PROMPT:
Show all lines holding "sind".

─── MATERIAL FOR THE TASK ───

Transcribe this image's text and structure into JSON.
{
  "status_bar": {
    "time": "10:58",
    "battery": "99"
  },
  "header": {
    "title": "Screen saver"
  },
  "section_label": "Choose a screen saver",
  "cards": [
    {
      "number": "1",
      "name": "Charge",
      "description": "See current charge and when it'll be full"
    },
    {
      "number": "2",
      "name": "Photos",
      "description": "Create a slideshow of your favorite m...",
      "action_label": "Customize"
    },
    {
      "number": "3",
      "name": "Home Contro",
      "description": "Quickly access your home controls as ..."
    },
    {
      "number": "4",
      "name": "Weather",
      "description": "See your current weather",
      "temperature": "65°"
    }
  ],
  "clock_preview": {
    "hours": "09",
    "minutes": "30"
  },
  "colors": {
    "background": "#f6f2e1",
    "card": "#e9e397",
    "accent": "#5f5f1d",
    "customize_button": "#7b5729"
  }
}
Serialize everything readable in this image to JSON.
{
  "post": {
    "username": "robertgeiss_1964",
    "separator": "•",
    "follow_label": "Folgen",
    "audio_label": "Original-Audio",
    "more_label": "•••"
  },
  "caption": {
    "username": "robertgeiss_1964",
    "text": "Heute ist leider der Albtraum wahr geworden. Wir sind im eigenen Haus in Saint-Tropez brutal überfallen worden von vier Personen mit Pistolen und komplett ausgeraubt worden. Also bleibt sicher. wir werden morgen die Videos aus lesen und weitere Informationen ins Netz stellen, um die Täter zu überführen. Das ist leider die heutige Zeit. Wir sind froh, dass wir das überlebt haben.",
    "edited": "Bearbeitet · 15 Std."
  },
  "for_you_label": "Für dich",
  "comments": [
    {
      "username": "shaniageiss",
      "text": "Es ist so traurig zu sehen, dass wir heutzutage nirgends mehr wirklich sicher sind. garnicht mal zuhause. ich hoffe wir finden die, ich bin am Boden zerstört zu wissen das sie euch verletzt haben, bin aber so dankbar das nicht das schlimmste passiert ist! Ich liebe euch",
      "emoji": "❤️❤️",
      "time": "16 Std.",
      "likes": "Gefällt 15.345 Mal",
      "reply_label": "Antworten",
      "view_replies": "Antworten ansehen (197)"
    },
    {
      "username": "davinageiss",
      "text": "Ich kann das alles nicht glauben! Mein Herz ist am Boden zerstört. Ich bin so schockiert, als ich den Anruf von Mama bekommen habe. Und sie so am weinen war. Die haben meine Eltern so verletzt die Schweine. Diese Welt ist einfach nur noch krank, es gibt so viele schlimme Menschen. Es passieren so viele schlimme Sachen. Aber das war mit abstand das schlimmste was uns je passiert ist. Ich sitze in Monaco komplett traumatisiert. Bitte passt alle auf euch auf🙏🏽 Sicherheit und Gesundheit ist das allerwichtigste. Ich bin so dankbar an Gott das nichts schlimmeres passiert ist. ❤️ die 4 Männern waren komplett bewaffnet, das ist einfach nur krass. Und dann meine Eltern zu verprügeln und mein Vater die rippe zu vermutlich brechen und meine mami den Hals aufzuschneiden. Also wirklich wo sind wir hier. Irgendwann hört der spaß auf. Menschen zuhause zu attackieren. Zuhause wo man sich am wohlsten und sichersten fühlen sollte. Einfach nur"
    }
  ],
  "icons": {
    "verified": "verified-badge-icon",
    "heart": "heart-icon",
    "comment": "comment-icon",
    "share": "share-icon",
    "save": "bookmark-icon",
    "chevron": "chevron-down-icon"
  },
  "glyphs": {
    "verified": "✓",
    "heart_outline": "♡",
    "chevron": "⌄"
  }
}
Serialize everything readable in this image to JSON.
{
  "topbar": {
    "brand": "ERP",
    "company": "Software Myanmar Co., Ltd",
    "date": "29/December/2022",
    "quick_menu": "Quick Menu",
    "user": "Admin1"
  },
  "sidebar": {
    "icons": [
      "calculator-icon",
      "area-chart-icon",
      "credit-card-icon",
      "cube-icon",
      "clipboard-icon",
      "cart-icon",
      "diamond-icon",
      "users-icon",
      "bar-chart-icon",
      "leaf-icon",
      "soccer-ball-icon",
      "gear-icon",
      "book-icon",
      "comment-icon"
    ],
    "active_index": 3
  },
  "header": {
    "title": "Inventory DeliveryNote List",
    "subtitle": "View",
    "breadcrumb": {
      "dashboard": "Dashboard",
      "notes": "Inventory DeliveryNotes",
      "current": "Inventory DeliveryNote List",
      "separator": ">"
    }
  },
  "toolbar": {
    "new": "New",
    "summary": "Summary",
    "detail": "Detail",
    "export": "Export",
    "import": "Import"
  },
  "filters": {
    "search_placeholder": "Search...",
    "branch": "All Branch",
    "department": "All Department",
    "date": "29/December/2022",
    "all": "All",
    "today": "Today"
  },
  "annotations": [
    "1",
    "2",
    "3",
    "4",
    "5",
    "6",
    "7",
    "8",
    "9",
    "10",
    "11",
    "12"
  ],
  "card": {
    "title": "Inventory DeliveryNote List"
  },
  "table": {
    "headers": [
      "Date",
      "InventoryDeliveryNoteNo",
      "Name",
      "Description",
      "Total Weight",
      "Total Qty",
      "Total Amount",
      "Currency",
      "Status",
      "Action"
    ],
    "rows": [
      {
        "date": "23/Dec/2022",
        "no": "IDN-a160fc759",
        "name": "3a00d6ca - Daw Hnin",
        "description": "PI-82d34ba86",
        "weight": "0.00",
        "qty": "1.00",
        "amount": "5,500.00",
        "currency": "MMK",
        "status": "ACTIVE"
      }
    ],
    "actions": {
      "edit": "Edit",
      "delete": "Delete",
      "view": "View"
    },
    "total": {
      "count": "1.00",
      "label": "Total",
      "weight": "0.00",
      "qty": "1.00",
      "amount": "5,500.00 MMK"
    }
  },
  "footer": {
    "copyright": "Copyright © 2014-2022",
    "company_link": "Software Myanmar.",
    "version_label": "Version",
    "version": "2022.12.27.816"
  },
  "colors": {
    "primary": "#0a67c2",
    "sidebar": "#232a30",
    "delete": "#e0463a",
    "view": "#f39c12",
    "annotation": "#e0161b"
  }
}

───

THE ANSWER:
    "text": "Heute ist leider der Albtraum wahr geworden. Wir sind im eigenen Haus in Saint-Tropez brutal überfallen worden von vier Personen mit Pistolen und komplett ausgeraubt worden. Also bleibt sicher. wir werden morgen die Videos aus lesen und weitere Informationen ins Netz stellen, um die Täter zu überführen. Das ist leider die heutige Zeit. Wir sind froh, dass wir das überlebt haben.",
      "text": "Es ist so traurig zu sehen, dass wir heutzutage nirgends mehr wirklich sicher sind. garnicht mal zuhause. ich hoffe wir finden die, ich bin am Boden zerstört zu wissen das sie euch verletzt haben, bin aber so dankbar das nicht das schlimmste passiert ist! Ich liebe euch",
      "text": "Ich kann das alles nicht glauben! Mein Herz ist am Boden zerstört. Ich bin so schockiert, als ich den Anruf von Mama bekommen habe. Und sie so am weinen war. Die haben meine Eltern so verletzt die Schweine. Diese Welt ist einfach nur noch krank, es gibt so viele schlimme Menschen. Es passieren so viele schlimme Sachen. Aber das war mit abstand das schlimmste was uns je passiert ist. Ich sitze in Monaco komplett traumatisiert. Bitte passt alle auf euch auf🙏🏽 Sicherheit und Gesundheit ist das allerwichtigste. Ich bin so dankbar an Gott das nichts schlimmeres passiert ist. ❤️ die 4 Männern waren komplett bewaffnet, das ist einfach nur krass. Und dann meine Eltern zu verprügeln und mein Vater die rippe zu vermutlich brechen und meine mami den Hals aufzuschneiden. Also wirklich wo sind wir hier. Irgendwann hört der spaß auf. Menschen zuhause zu attackieren. Zuhause wo man sich am wohlsten und sichersten fühlen sollte. Einfach nur"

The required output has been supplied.